- _Work required_:
Reproduce the listing exactly, with no pictures in your copy.

- _Data lines_:
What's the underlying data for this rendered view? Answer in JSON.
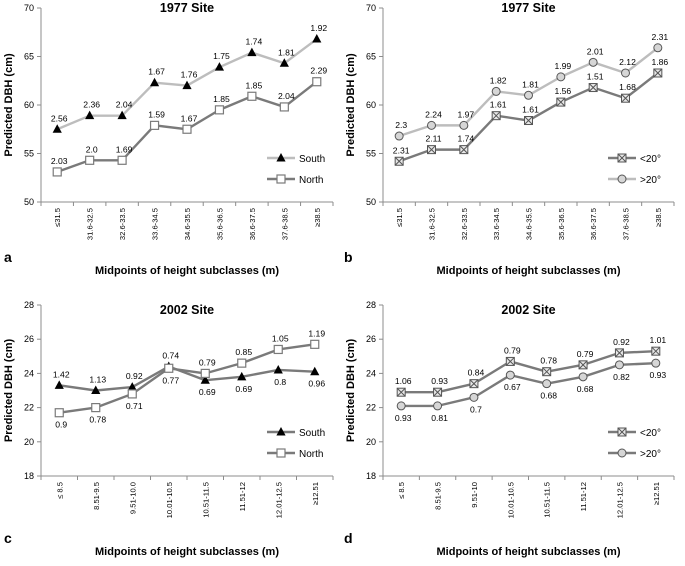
{
  "colors": {
    "dark": "#7a7a7a",
    "light": "#bdbdbd",
    "axis": "#8c8c8c",
    "text": "#000000"
  },
  "chart_data": [
    {
      "panel": "a",
      "type": "line",
      "title": "1977 Site",
      "xlabel": "Midpoints of height subclasses (m)",
      "ylabel": "Predicted DBH (cm)",
      "ylim": [
        50,
        70
      ],
      "yticks": [
        50,
        55,
        60,
        65,
        70
      ],
      "categories": [
        "≤31.5",
        "31.6-32.5",
        "32.6-33.5",
        "33.6-34.5",
        "34.6-35.5",
        "35.6-36.5",
        "36.6-37.5",
        "37.6-38.5",
        "≥38.5"
      ],
      "legend_position": "bottom-right",
      "series": [
        {
          "name": "South",
          "marker": "triangle",
          "color": "light",
          "values": [
            57.5,
            58.9,
            58.9,
            62.3,
            62.0,
            63.9,
            65.4,
            64.3,
            66.8
          ],
          "labels": [
            "2.56",
            "2.36",
            "2.04",
            "1.67",
            "1.76",
            "1.75",
            "1.74",
            "1.81",
            "1.92"
          ],
          "label_side": "above"
        },
        {
          "name": "North",
          "marker": "square",
          "color": "dark",
          "values": [
            53.1,
            54.3,
            54.3,
            57.9,
            57.5,
            59.5,
            60.9,
            59.8,
            62.4
          ],
          "labels": [
            "2.03",
            "2.0",
            "1.69",
            "1.59",
            "1.67",
            "1.85",
            "1.85",
            "2.04",
            "2.29"
          ],
          "label_side": "above"
        }
      ]
    },
    {
      "panel": "b",
      "type": "line",
      "title": "1977 Site",
      "xlabel": "Midpoints of height subclasses (m)",
      "ylabel": "Predicted DBH (cm)",
      "ylim": [
        50,
        70
      ],
      "yticks": [
        50,
        55,
        60,
        65,
        70
      ],
      "categories": [
        "≤31.5",
        "31.6-32.5",
        "32.6-33.5",
        "33.6-34.5",
        "34.6-35.5",
        "35.6-36.5",
        "36.6-37.5",
        "37.6-38.5",
        "≥38.5"
      ],
      "legend_position": "bottom-right",
      "series": [
        {
          "name": "<20°",
          "marker": "xsquare",
          "color": "dark",
          "values": [
            54.2,
            55.4,
            55.4,
            58.9,
            58.4,
            60.3,
            61.8,
            60.7,
            63.3
          ],
          "labels": [
            "2.31",
            "2.11",
            "1.74",
            "1.61",
            "1.61",
            "1.56",
            "1.51",
            "1.68",
            "1.86"
          ],
          "label_side": "above"
        },
        {
          "name": ">20°",
          "marker": "circle",
          "color": "light",
          "values": [
            56.8,
            57.9,
            57.9,
            61.4,
            61.0,
            62.9,
            64.4,
            63.3,
            65.9
          ],
          "labels": [
            "2.3",
            "2.24",
            "1.97",
            "1.82",
            "1.81",
            "1.99",
            "2.01",
            "2.12",
            "2.31"
          ],
          "label_side": "above"
        }
      ]
    },
    {
      "panel": "c",
      "type": "line",
      "title": "2002 Site",
      "xlabel": "Midpoints of height subclasses (m)",
      "ylabel": "Predicted DBH (cm)",
      "ylim": [
        18,
        28
      ],
      "yticks": [
        18,
        20,
        22,
        24,
        26,
        28
      ],
      "categories": [
        "≤ 8.5",
        "8.51-9.5",
        "9.51-10.0",
        "10.01-10.5",
        "10.51-11.5",
        "11.51-12",
        "12.01-12.5",
        "≥12.51"
      ],
      "legend_position": "bottom-right",
      "series": [
        {
          "name": "South",
          "marker": "triangle",
          "color": "dark",
          "values": [
            23.3,
            23.0,
            23.2,
            24.4,
            23.6,
            23.8,
            24.2,
            24.1
          ],
          "labels": [
            "1.42",
            "1.13",
            "0.92",
            "0.74",
            "0.69",
            "0.69",
            "0.8",
            "0.96"
          ],
          "label_side": [
            "above",
            "above",
            "above",
            "above",
            "below",
            "below",
            "below",
            "below"
          ]
        },
        {
          "name": "North",
          "marker": "square",
          "color": "dark",
          "values": [
            21.7,
            22.0,
            22.8,
            24.3,
            24.0,
            24.6,
            25.4,
            25.7
          ],
          "labels": [
            "0.9",
            "0.78",
            "0.71",
            "0.77",
            "0.79",
            "0.85",
            "1.05",
            "1.19"
          ],
          "label_side": [
            "below",
            "below",
            "below",
            "below",
            "above",
            "above",
            "above",
            "above"
          ]
        }
      ]
    },
    {
      "panel": "d",
      "type": "line",
      "title": "2002 Site",
      "xlabel": "Midpoints of height subclasses (m)",
      "ylabel": "Predicted DBH (cm)",
      "ylim": [
        18,
        28
      ],
      "yticks": [
        18,
        20,
        22,
        24,
        26,
        28
      ],
      "categories": [
        "≤ 8.5",
        "8.51-9.5",
        "9.51-10",
        "10.01-10.5",
        "10.51-11.5",
        "11.51-12",
        "12.01-12.5",
        "≥12.51"
      ],
      "legend_position": "bottom-right",
      "series": [
        {
          "name": "<20°",
          "marker": "xsquare",
          "color": "dark",
          "values": [
            22.9,
            22.9,
            23.4,
            24.7,
            24.1,
            24.5,
            25.2,
            25.3
          ],
          "labels": [
            "1.06",
            "0.93",
            "0.84",
            "0.79",
            "0.78",
            "0.79",
            "0.92",
            "1.01"
          ],
          "label_side": "above"
        },
        {
          "name": ">20°",
          "marker": "circle",
          "color": "dark",
          "values": [
            22.1,
            22.1,
            22.6,
            23.9,
            23.4,
            23.8,
            24.5,
            24.6
          ],
          "labels": [
            "0.93",
            "0.81",
            "0.7",
            "0.67",
            "0.68",
            "0.68",
            "0.82",
            "0.93"
          ],
          "label_side": "below"
        }
      ]
    }
  ]
}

- _The reply_:
What's the underlying data for this rendered view? Answer in JSON.
{
  "colors": {
    "dark": "#7a7a7a",
    "light": "#bdbdbd",
    "axis": "#8c8c8c",
    "text": "#000000"
  },
  "chart_data": [
    {
      "panel": "a",
      "type": "line",
      "title": "1977 Site",
      "xlabel": "Midpoints of height subclasses (m)",
      "ylabel": "Predicted DBH (cm)",
      "ylim": [
        50,
        70
      ],
      "yticks": [
        50,
        55,
        60,
        65,
        70
      ],
      "categories": [
        "≤31.5",
        "31.6-32.5",
        "32.6-33.5",
        "33.6-34.5",
        "34.6-35.5",
        "35.6-36.5",
        "36.6-37.5",
        "37.6-38.5",
        "≥38.5"
      ],
      "legend_position": "bottom-right",
      "series": [
        {
          "name": "South",
          "marker": "triangle",
          "color": "light",
          "values": [
            57.5,
            58.9,
            58.9,
            62.3,
            62.0,
            63.9,
            65.4,
            64.3,
            66.8
          ],
          "labels": [
            "2.56",
            "2.36",
            "2.04",
            "1.67",
            "1.76",
            "1.75",
            "1.74",
            "1.81",
            "1.92"
          ],
          "label_side": "above"
        },
        {
          "name": "North",
          "marker": "square",
          "color": "dark",
          "values": [
            53.1,
            54.3,
            54.3,
            57.9,
            57.5,
            59.5,
            60.9,
            59.8,
            62.4
          ],
          "labels": [
            "2.03",
            "2.0",
            "1.69",
            "1.59",
            "1.67",
            "1.85",
            "1.85",
            "2.04",
            "2.29"
          ],
          "label_side": "above"
        }
      ]
    },
    {
      "panel": "b",
      "type": "line",
      "title": "1977 Site",
      "xlabel": "Midpoints of height subclasses (m)",
      "ylabel": "Predicted DBH (cm)",
      "ylim": [
        50,
        70
      ],
      "yticks": [
        50,
        55,
        60,
        65,
        70
      ],
      "categories": [
        "≤31.5",
        "31.6-32.5",
        "32.6-33.5",
        "33.6-34.5",
        "34.6-35.5",
        "35.6-36.5",
        "36.6-37.5",
        "37.6-38.5",
        "≥38.5"
      ],
      "legend_position": "bottom-right",
      "series": [
        {
          "name": "<20°",
          "marker": "xsquare",
          "color": "dark",
          "values": [
            54.2,
            55.4,
            55.4,
            58.9,
            58.4,
            60.3,
            61.8,
            60.7,
            63.3
          ],
          "labels": [
            "2.31",
            "2.11",
            "1.74",
            "1.61",
            "1.61",
            "1.56",
            "1.51",
            "1.68",
            "1.86"
          ],
          "label_side": "above"
        },
        {
          "name": ">20°",
          "marker": "circle",
          "color": "light",
          "values": [
            56.8,
            57.9,
            57.9,
            61.4,
            61.0,
            62.9,
            64.4,
            63.3,
            65.9
          ],
          "labels": [
            "2.3",
            "2.24",
            "1.97",
            "1.82",
            "1.81",
            "1.99",
            "2.01",
            "2.12",
            "2.31"
          ],
          "label_side": "above"
        }
      ]
    },
    {
      "panel": "c",
      "type": "line",
      "title": "2002 Site",
      "xlabel": "Midpoints of height subclasses (m)",
      "ylabel": "Predicted DBH (cm)",
      "ylim": [
        18,
        28
      ],
      "yticks": [
        18,
        20,
        22,
        24,
        26,
        28
      ],
      "categories": [
        "≤ 8.5",
        "8.51-9.5",
        "9.51-10.0",
        "10.01-10.5",
        "10.51-11.5",
        "11.51-12",
        "12.01-12.5",
        "≥12.51"
      ],
      "legend_position": "bottom-right",
      "series": [
        {
          "name": "South",
          "marker": "triangle",
          "color": "dark",
          "values": [
            23.3,
            23.0,
            23.2,
            24.4,
            23.6,
            23.8,
            24.2,
            24.1
          ],
          "labels": [
            "1.42",
            "1.13",
            "0.92",
            "0.74",
            "0.69",
            "0.69",
            "0.8",
            "0.96"
          ],
          "label_side": [
            "above",
            "above",
            "above",
            "above",
            "below",
            "below",
            "below",
            "below"
          ]
        },
        {
          "name": "North",
          "marker": "square",
          "color": "dark",
          "values": [
            21.7,
            22.0,
            22.8,
            24.3,
            24.0,
            24.6,
            25.4,
            25.7
          ],
          "labels": [
            "0.9",
            "0.78",
            "0.71",
            "0.77",
            "0.79",
            "0.85",
            "1.05",
            "1.19"
          ],
          "label_side": [
            "below",
            "below",
            "below",
            "below",
            "above",
            "above",
            "above",
            "above"
          ]
        }
      ]
    },
    {
      "panel": "d",
      "type": "line",
      "title": "2002 Site",
      "xlabel": "Midpoints of height subclasses (m)",
      "ylabel": "Predicted DBH (cm)",
      "ylim": [
        18,
        28
      ],
      "yticks": [
        18,
        20,
        22,
        24,
        26,
        28
      ],
      "categories": [
        "≤ 8.5",
        "8.51-9.5",
        "9.51-10",
        "10.01-10.5",
        "10.51-11.5",
        "11.51-12",
        "12.01-12.5",
        "≥12.51"
      ],
      "legend_position": "bottom-right",
      "series": [
        {
          "name": "<20°",
          "marker": "xsquare",
          "color": "dark",
          "values": [
            22.9,
            22.9,
            23.4,
            24.7,
            24.1,
            24.5,
            25.2,
            25.3
          ],
          "labels": [
            "1.06",
            "0.93",
            "0.84",
            "0.79",
            "0.78",
            "0.79",
            "0.92",
            "1.01"
          ],
          "label_side": "above"
        },
        {
          "name": ">20°",
          "marker": "circle",
          "color": "dark",
          "values": [
            22.1,
            22.1,
            22.6,
            23.9,
            23.4,
            23.8,
            24.5,
            24.6
          ],
          "labels": [
            "0.93",
            "0.81",
            "0.7",
            "0.67",
            "0.68",
            "0.68",
            "0.82",
            "0.93"
          ],
          "label_side": "below"
        }
      ]
    }
  ]
}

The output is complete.